* **Written problem**
Return the whole listing exactly as it stands.

+++++

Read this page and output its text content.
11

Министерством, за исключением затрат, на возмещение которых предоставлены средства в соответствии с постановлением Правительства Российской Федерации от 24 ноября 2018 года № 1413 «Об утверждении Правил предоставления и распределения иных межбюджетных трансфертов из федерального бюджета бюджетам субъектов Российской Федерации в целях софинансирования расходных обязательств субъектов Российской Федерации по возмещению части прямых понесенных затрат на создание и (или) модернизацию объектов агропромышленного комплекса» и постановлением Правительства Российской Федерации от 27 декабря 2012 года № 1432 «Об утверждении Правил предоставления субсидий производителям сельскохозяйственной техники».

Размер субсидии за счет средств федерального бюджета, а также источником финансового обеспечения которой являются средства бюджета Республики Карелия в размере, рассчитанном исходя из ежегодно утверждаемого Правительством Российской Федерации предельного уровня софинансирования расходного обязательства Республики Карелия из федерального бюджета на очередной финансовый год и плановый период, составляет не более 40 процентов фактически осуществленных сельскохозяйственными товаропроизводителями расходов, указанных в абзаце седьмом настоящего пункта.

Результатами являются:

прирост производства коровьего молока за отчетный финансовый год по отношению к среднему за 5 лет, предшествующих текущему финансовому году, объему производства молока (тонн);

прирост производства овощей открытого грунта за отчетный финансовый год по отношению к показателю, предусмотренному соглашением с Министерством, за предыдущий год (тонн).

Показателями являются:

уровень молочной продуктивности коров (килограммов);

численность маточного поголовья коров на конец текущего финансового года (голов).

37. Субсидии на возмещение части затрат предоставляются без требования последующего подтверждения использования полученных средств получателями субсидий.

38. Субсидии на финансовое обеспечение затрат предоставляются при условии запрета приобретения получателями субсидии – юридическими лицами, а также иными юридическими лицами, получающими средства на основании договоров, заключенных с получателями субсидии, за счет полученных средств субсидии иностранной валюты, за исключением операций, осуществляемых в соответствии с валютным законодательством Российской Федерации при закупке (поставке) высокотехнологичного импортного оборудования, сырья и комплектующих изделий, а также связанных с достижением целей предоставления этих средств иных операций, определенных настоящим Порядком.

+++++

* **Result of this task**
Read this page and output its text content.
11

Министерством, за исключением затрат, на возмещение которых предоставлены средства в соответствии с постановлением Правительства Российской Федерации от 24 ноября 2018 года № 1413 «Об утверждении Правил предоставления и распределения иных межбюджетных трансфертов из федерального бюджета бюджетам субъектов Российской Федерации в целях софинансирования расходных обязательств субъектов Российской Федерации по возмещению части прямых понесенных затрат на создание и (или) модернизацию объектов агропромышленного комплекса» и постановлением Правительства Российской Федерации от 27 декабря 2012 года № 1432 «Об утверждении Правил предоставления субсидий производителям сельскохозяйственной техники».

Размер субсидии за счет средств федерального бюджета, а также источником финансового обеспечения которой являются средства бюджета Республики Карелия в размере, рассчитанном исходя из ежегодно утверждаемого Правительством Российской Федерации предельного уровня софинансирования расходного обязательства Республики Карелия из федерального бюджета на очередной финансовый год и плановый период, составляет не более 40 процентов фактически осуществленных сельскохозяйственными товаропроизводителями расходов, указанных в абзаце седьмом настоящего пункта.

Результатами являются:

прирост производства коровьего молока за отчетный финансовый год по отношению к среднему за 5 лет, предшествующих текущему финансовому году, объему производства молока (тонн);

прирост производства овощей открытого грунта за отчетный финансовый год по отношению к показателю, предусмотренному соглашением с Министерством, за предыдущий год (тонн).

Показателями являются:

уровень молочной продуктивности коров (килограммов);

численность маточного поголовья коров на конец текущего финансового года (голов).

37. Субсидии на возмещение части затрат предоставляются без требования последующего подтверждения использования полученных средств получателями субсидий.

38. Субсидии на финансовое обеспечение затрат предоставляются при условии запрета приобретения получателями субсидии – юридическими лицами, а также иными юридическими лицами, получающими средства на основании договоров, заключенных с получателями субсидии, за счет полученных средств субсидии иностранной валюты, за исключением операций, осуществляемых в соответствии с валютным законодательством Российской Федерации при закупке (поставке) высокотехнологичного импортного оборудования, сырья и комплектующих изделий, а также связанных с достижением целей предоставления этих средств иных операций, определенных настоящим Порядком.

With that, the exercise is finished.